Collected data entries:

================================

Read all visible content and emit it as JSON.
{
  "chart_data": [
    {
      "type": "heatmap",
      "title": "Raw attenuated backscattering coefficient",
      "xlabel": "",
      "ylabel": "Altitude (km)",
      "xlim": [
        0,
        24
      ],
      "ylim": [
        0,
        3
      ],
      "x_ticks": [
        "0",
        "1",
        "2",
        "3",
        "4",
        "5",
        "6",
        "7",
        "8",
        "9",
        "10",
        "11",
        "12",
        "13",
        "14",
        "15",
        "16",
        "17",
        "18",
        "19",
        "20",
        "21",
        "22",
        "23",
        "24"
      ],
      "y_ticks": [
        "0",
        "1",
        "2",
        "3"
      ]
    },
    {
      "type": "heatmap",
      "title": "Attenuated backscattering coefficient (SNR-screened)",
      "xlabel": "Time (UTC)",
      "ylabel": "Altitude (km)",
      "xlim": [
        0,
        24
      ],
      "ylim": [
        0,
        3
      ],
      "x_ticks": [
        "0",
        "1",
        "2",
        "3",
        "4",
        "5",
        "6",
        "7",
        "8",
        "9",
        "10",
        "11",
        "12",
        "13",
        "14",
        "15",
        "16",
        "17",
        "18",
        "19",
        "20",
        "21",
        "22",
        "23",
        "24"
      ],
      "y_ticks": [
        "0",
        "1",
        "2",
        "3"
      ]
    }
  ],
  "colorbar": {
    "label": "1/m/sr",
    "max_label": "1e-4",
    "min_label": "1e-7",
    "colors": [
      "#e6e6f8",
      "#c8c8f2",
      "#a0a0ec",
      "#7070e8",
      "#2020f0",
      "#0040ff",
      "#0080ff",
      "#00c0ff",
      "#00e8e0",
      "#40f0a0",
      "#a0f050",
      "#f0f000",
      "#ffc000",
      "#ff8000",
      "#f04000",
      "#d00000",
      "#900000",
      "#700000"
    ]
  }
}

================================

* WHAT NEEDS TO BE DONE
Pick out the lines that include the word "coefficient" and write them out.

* FINISHED EXERCISE
      "title": "Raw attenuated backscattering coefficient",
      "title": "Attenuated backscattering coefficient (SNR-screened)",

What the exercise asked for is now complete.